>>

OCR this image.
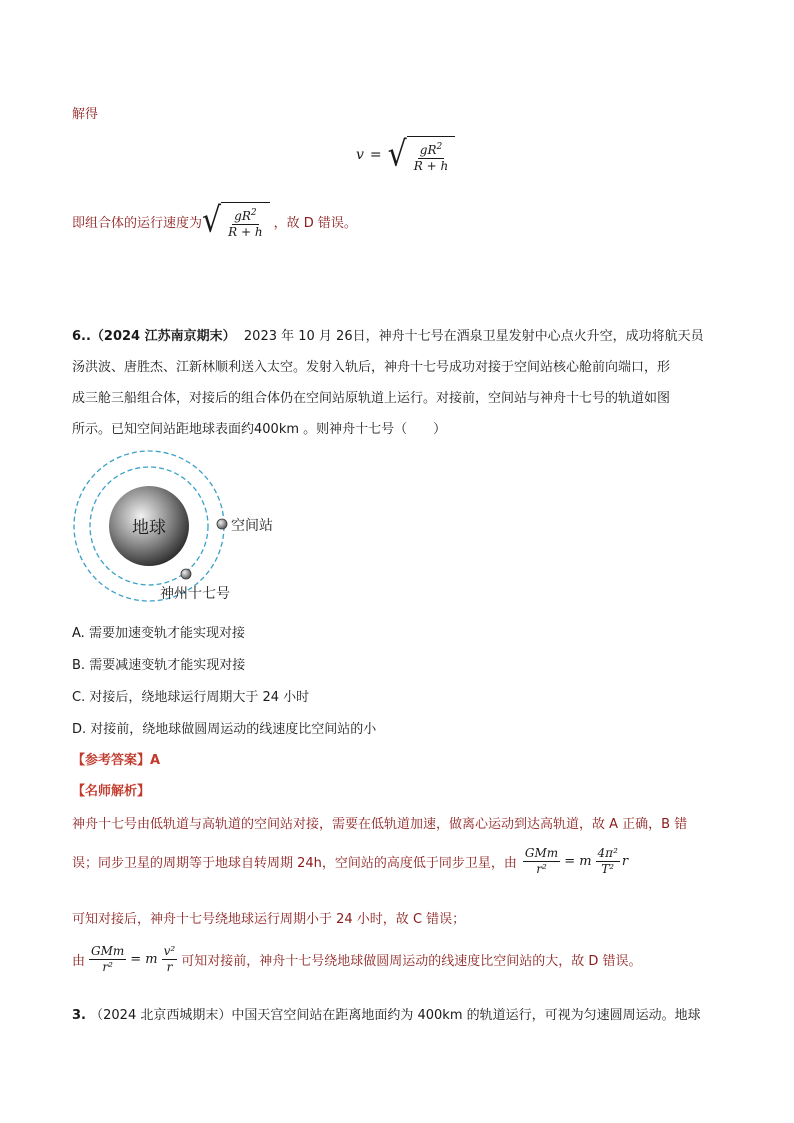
解得
v = √ $\frac{gR^2}{R + h}$
即组合体的运行速度为 √ $\frac{gR^2}{R + h}$ ，故 D 错误。
6..（2024 江苏南京期末） 2023 年 10 月 26日，神舟十七号在酒泉卫星发射中心点火升空，成功将航天员
汤洪波、唐胜杰、江新林顺利送入太空。发射入轨后，神舟十七号成功对接于空间站核心舱前向端口，形
成三舱三船组合体，对接后的组合体仍在空间站原轨道上运行。对接前，空间站与神舟十七号的轨道如图
所示。已知空间站距地球表面约400km 。则神舟十七号（　　）
地球	空间站
神州十七号
A. 需要加速变轨才能实现对接
B. 需要减速变轨才能实现对接
C. 对接后，绕地球运行周期大于 24 小时
D. 对接前，绕地球做圆周运动的线速度比空间站的小
【参考答案】A
【名师解析】
神舟十七号由低轨道与高轨道的空间站对接，需要在低轨道加速，做离心运动到达高轨道，故 A 正确，B 错
误；同步卫星的周期等于地球自转周期 24h，空间站的高度低于同步卫星，由 $\frac{\text{GMm}}{\text{r²}} = m \frac{\text{4π²}}{\text{T²}}$ r
可知对接后，神舟十七号绕地球运行周期小于 24 小时，故 C 错误；
由 $\frac{\text{GMm}}{\text{r²}} = m \frac{\text{v²}}{r}$ 可知对接前，神舟十七号绕地球做圆周运动的线速度比空间站的大，故 D 错误。
3. （2024 北京西城期末）中国天宫空间站在距离地面约为 400km 的轨道运行，可视为匀速圆周运动。地球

<<

AIM
All of the data above should be quoted exactly, except for the pictures.

FULL RESPONSE
OCR this image.
解得
v = √ $\frac{gR^2}{R + h}$
即组合体的运行速度为 √ $\frac{gR^2}{R + h}$ ，故 D 错误。
6..（2024 江苏南京期末） 2023 年 10 月 26日，神舟十七号在酒泉卫星发射中心点火升空，成功将航天员
汤洪波、唐胜杰、江新林顺利送入太空。发射入轨后，神舟十七号成功对接于空间站核心舱前向端口，形
成三舱三船组合体，对接后的组合体仍在空间站原轨道上运行。对接前，空间站与神舟十七号的轨道如图
所示。已知空间站距地球表面约400km 。则神舟十七号（　　）
地球	空间站
神州十七号
A. 需要加速变轨才能实现对接
B. 需要减速变轨才能实现对接
C. 对接后，绕地球运行周期大于 24 小时
D. 对接前，绕地球做圆周运动的线速度比空间站的小
【参考答案】A
【名师解析】
神舟十七号由低轨道与高轨道的空间站对接，需要在低轨道加速，做离心运动到达高轨道，故 A 正确，B 错
误；同步卫星的周期等于地球自转周期 24h，空间站的高度低于同步卫星，由 $\frac{\text{GMm}}{\text{r²}} = m \frac{\text{4π²}}{\text{T²}}$ r
可知对接后，神舟十七号绕地球运行周期小于 24 小时，故 C 错误；
由 $\frac{\text{GMm}}{\text{r²}} = m \frac{\text{v²}}{r}$ 可知对接前，神舟十七号绕地球做圆周运动的线速度比空间站的大，故 D 错误。
3. （2024 北京西城期末）中国天宫空间站在距离地面约为 400km 的轨道运行，可视为匀速圆周运动。地球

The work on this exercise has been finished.